Brief
Only the pictures are omitted; repeat all other data exactly.

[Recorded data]
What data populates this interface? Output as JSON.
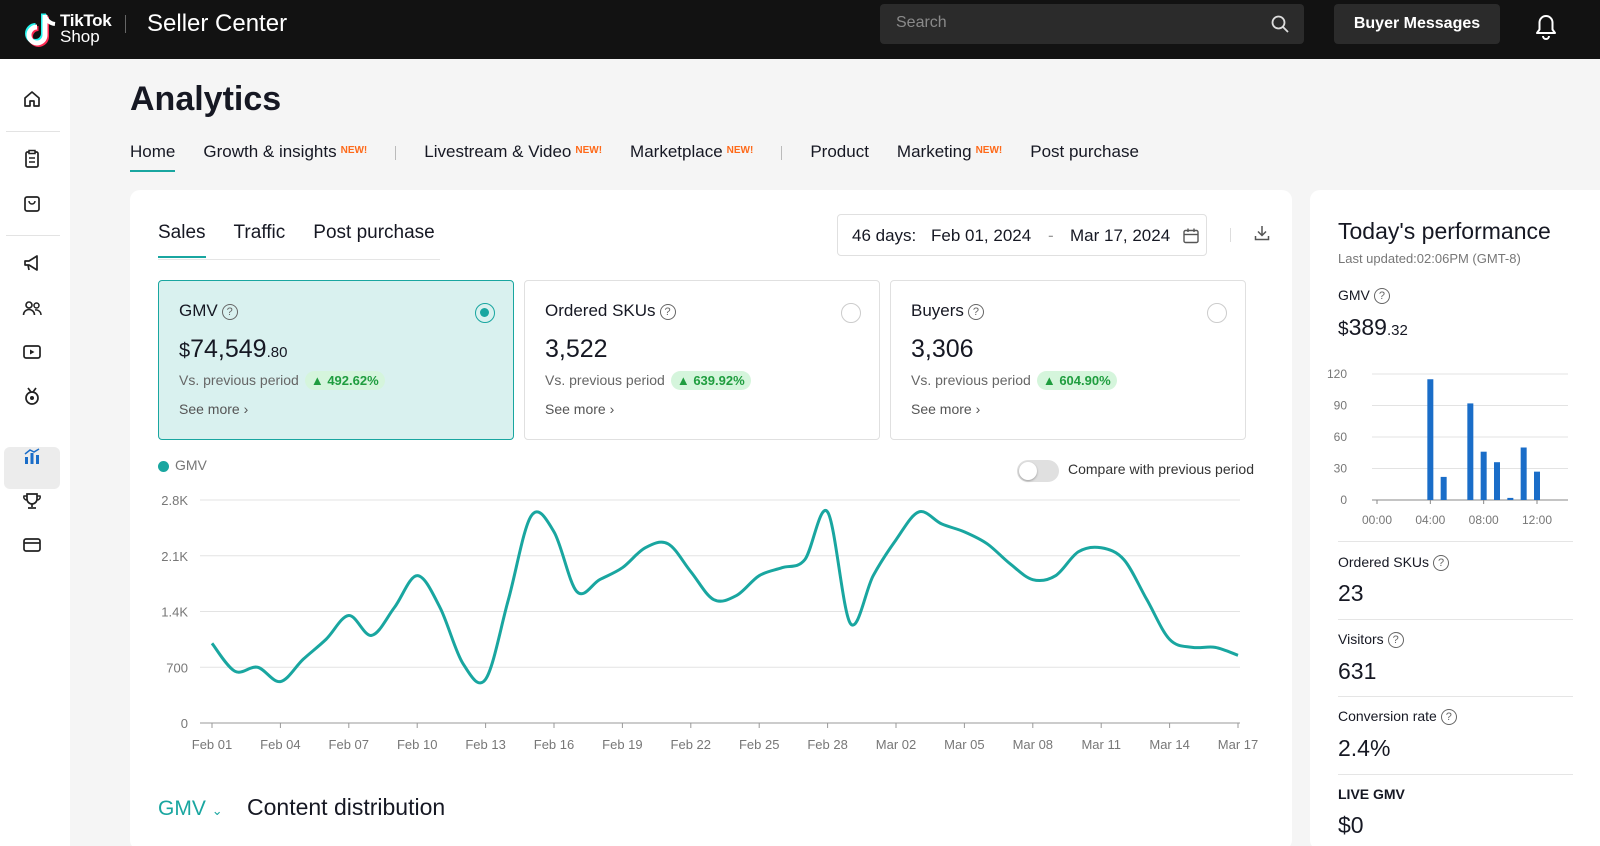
{
  "header": {
    "logo_line1": "TikTok",
    "logo_line2": "Shop",
    "app_title": "Seller Center",
    "search_placeholder": "Search",
    "buyer_messages": "Buyer Messages"
  },
  "sidebar": {
    "icons": [
      "home-icon",
      "orders-icon",
      "products-icon",
      "marketing-icon",
      "affiliate-icon",
      "livestream-icon",
      "growth-icon",
      "analytics-icon",
      "rewards-icon",
      "finance-icon"
    ],
    "active": "analytics-icon"
  },
  "page": {
    "title": "Analytics",
    "nav": [
      {
        "label": "Home",
        "new": "",
        "active": true
      },
      {
        "label": "Growth & insights",
        "new": "NEW!"
      },
      {
        "label": "Livestream & Video",
        "new": "NEW!"
      },
      {
        "label": "Marketplace",
        "new": "NEW!"
      },
      {
        "label": "Product",
        "new": ""
      },
      {
        "label": "Marketing",
        "new": "NEW!"
      },
      {
        "label": "Post purchase",
        "new": ""
      }
    ]
  },
  "sales_card": {
    "tabs": [
      "Sales",
      "Traffic",
      "Post purchase"
    ],
    "active_tab": "Sales",
    "date_range": {
      "label": "46 days:",
      "start": "Feb 01, 2024",
      "separator": "-",
      "end": "Mar 17, 2024"
    },
    "metrics": [
      {
        "title": "GMV",
        "currency": "$",
        "value": "74,549",
        "cents": ".80",
        "vs_label": "Vs. previous period",
        "change": "492.62%",
        "see_more": "See more",
        "selected": true
      },
      {
        "title": "Ordered SKUs",
        "currency": "",
        "value": "3,522",
        "cents": "",
        "vs_label": "Vs. previous period",
        "change": "639.92%",
        "see_more": "See more",
        "selected": false
      },
      {
        "title": "Buyers",
        "currency": "",
        "value": "3,306",
        "cents": "",
        "vs_label": "Vs. previous period",
        "change": "604.90%",
        "see_more": "See more",
        "selected": false
      }
    ],
    "legend": "GMV",
    "compare_label": "Compare with previous period",
    "compare_on": false,
    "metric_select": "GMV",
    "section_title": "Content distribution"
  },
  "today": {
    "title": "Today's performance",
    "updated": "Last updated:02:06PM (GMT-8)",
    "gmv_label": "GMV",
    "gmv_currency": "$",
    "gmv_value": "389",
    "gmv_cents": ".32",
    "ordered_skus_label": "Ordered SKUs",
    "ordered_skus_value": "23",
    "visitors_label": "Visitors",
    "visitors_value": "631",
    "conversion_label": "Conversion rate",
    "conversion_value": "2.4%",
    "live_gmv_label": "LIVE GMV",
    "live_gmv_value": "$0"
  },
  "chart_data": [
    {
      "type": "line",
      "color": "#19a6a0",
      "ylim": [
        0,
        2800
      ],
      "yticks": [
        "0",
        "700",
        "1.4K",
        "2.1K",
        "2.8K"
      ],
      "xticks": [
        "Feb 01",
        "Feb 04",
        "Feb 07",
        "Feb 10",
        "Feb 13",
        "Feb 16",
        "Feb 19",
        "Feb 22",
        "Feb 25",
        "Feb 28",
        "Mar 02",
        "Mar 05",
        "Mar 08",
        "Mar 11",
        "Mar 14",
        "Mar 17"
      ],
      "series": [
        {
          "name": "GMV",
          "values": [
            1000,
            650,
            700,
            520,
            800,
            1050,
            1350,
            1100,
            1450,
            1850,
            1450,
            750,
            550,
            1550,
            2600,
            2400,
            1650,
            1800,
            1950,
            2200,
            2250,
            1900,
            1550,
            1600,
            1850,
            1950,
            2050,
            2650,
            1250,
            1850,
            2300,
            2650,
            2500,
            2400,
            2250,
            2000,
            1800,
            1850,
            2150,
            2200,
            2050,
            1550,
            1050,
            950,
            950,
            850
          ]
        }
      ]
    },
    {
      "type": "bar",
      "color": "#1a6dc8",
      "ylim": [
        0,
        120
      ],
      "yticks": [
        "0",
        "30",
        "60",
        "90",
        "120"
      ],
      "xticks": [
        "00:00",
        "04:00",
        "08:00",
        "12:00"
      ],
      "hours": [
        4,
        5,
        7,
        8,
        9,
        10,
        11,
        12
      ],
      "values": [
        115,
        22,
        92,
        46,
        36,
        2,
        50,
        27
      ]
    }
  ]
}
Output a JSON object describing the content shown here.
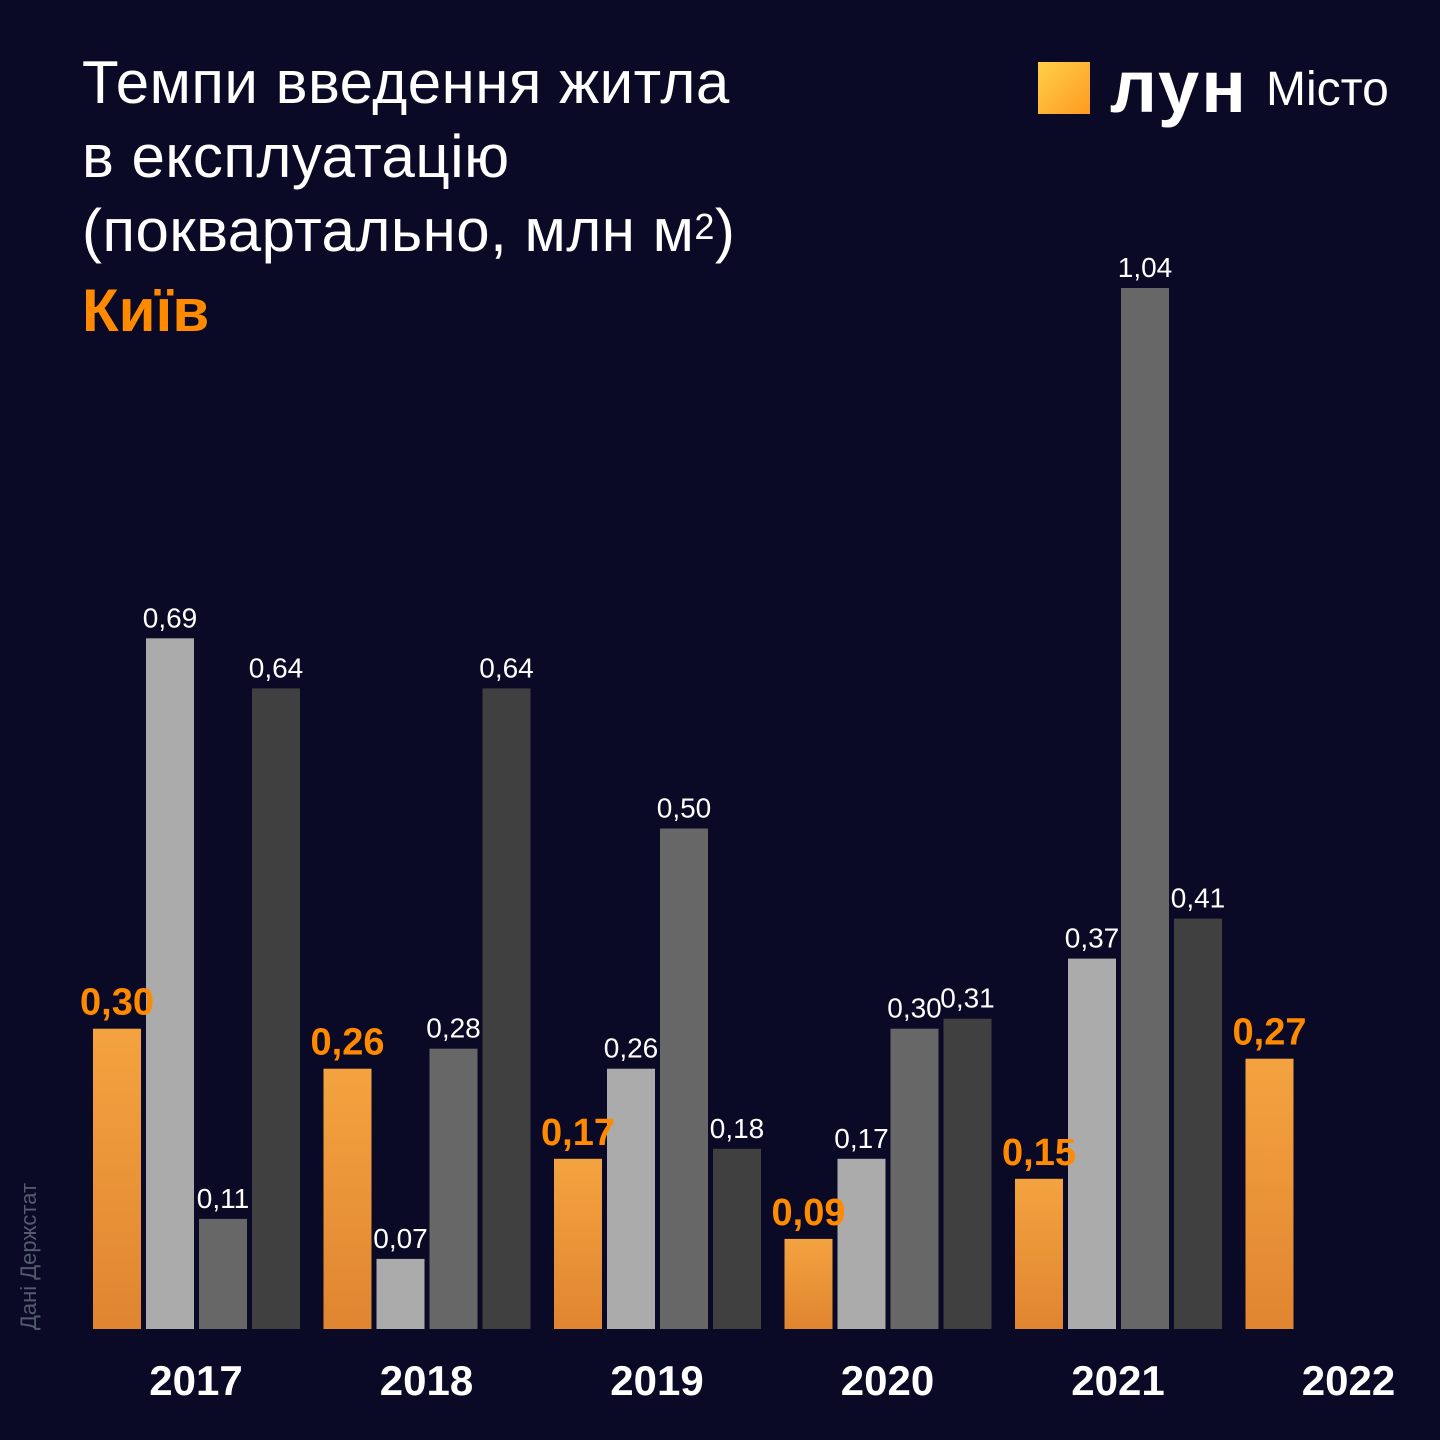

Correct output
What data populates this interface? Output as JSON.
{
  "header": {
    "logo_line1": "TikTok",
    "logo_line2": "Shop",
    "app_title": "Seller Center",
    "search_placeholder": "Search",
    "buyer_messages": "Buyer Messages"
  },
  "sidebar": {
    "icons": [
      "home-icon",
      "orders-icon",
      "products-icon",
      "marketing-icon",
      "affiliate-icon",
      "livestream-icon",
      "growth-icon",
      "analytics-icon",
      "rewards-icon",
      "finance-icon"
    ],
    "active": "analytics-icon"
  },
  "page": {
    "title": "Analytics",
    "nav": [
      {
        "label": "Home",
        "new": "",
        "active": true
      },
      {
        "label": "Growth & insights",
        "new": "NEW!"
      },
      {
        "label": "Livestream & Video",
        "new": "NEW!"
      },
      {
        "label": "Marketplace",
        "new": "NEW!"
      },
      {
        "label": "Product",
        "new": ""
      },
      {
        "label": "Marketing",
        "new": "NEW!"
      },
      {
        "label": "Post purchase",
        "new": ""
      }
    ]
  },
  "sales_card": {
    "tabs": [
      "Sales",
      "Traffic",
      "Post purchase"
    ],
    "active_tab": "Sales",
    "date_range": {
      "label": "46 days:",
      "start": "Feb 01, 2024",
      "separator": "-",
      "end": "Mar 17, 2024"
    },
    "metrics": [
      {
        "title": "GMV",
        "currency": "$",
        "value": "74,549",
        "cents": ".80",
        "vs_label": "Vs. previous period",
        "change": "492.62%",
        "see_more": "See more",
        "selected": true
      },
      {
        "title": "Ordered SKUs",
        "currency": "",
        "value": "3,522",
        "cents": "",
        "vs_label": "Vs. previous period",
        "change": "639.92%",
        "see_more": "See more",
        "selected": false
      },
      {
        "title": "Buyers",
        "currency": "",
        "value": "3,306",
        "cents": "",
        "vs_label": "Vs. previous period",
        "change": "604.90%",
        "see_more": "See more",
        "selected": false
      }
    ],
    "legend": "GMV",
    "compare_label": "Compare with previous period",
    "compare_on": false,
    "metric_select": "GMV",
    "section_title": "Content distribution"
  },
  "today": {
    "title": "Today's performance",
    "updated": "Last updated:02:06PM (GMT-8)",
    "gmv_label": "GMV",
    "gmv_currency": "$",
    "gmv_value": "389",
    "gmv_cents": ".32",
    "ordered_skus_label": "Ordered SKUs",
    "ordered_skus_value": "23",
    "visitors_label": "Visitors",
    "visitors_value": "631",
    "conversion_label": "Conversion rate",
    "conversion_value": "2.4%",
    "live_gmv_label": "LIVE GMV",
    "live_gmv_value": "$0"
  },
  "chart_data": [
    {
      "type": "line",
      "color": "#19a6a0",
      "ylim": [
        0,
        2800
      ],
      "yticks": [
        "0",
        "700",
        "1.4K",
        "2.1K",
        "2.8K"
      ],
      "xticks": [
        "Feb 01",
        "Feb 04",
        "Feb 07",
        "Feb 10",
        "Feb 13",
        "Feb 16",
        "Feb 19",
        "Feb 22",
        "Feb 25",
        "Feb 28",
        "Mar 02",
        "Mar 05",
        "Mar 08",
        "Mar 11",
        "Mar 14",
        "Mar 17"
      ],
      "series": [
        {
          "name": "GMV",
          "values": [
            1000,
            650,
            700,
            520,
            800,
            1050,
            1350,
            1100,
            1450,
            1850,
            1450,
            750,
            550,
            1550,
            2600,
            2400,
            1650,
            1800,
            1950,
            2200,
            2250,
            1900,
            1550,
            1600,
            1850,
            1950,
            2050,
            2650,
            1250,
            1850,
            2300,
            2650,
            2500,
            2400,
            2250,
            2000,
            1800,
            1850,
            2150,
            2200,
            2050,
            1550,
            1050,
            950,
            950,
            850
          ]
        }
      ]
    },
    {
      "type": "bar",
      "color": "#1a6dc8",
      "ylim": [
        0,
        120
      ],
      "yticks": [
        "0",
        "30",
        "60",
        "90",
        "120"
      ],
      "xticks": [
        "00:00",
        "04:00",
        "08:00",
        "12:00"
      ],
      "hours": [
        4,
        5,
        7,
        8,
        9,
        10,
        11,
        12
      ],
      "values": [
        115,
        22,
        92,
        46,
        36,
        2,
        50,
        27
      ]
    }
  ]
}
Output a JSON object describing the content shown here.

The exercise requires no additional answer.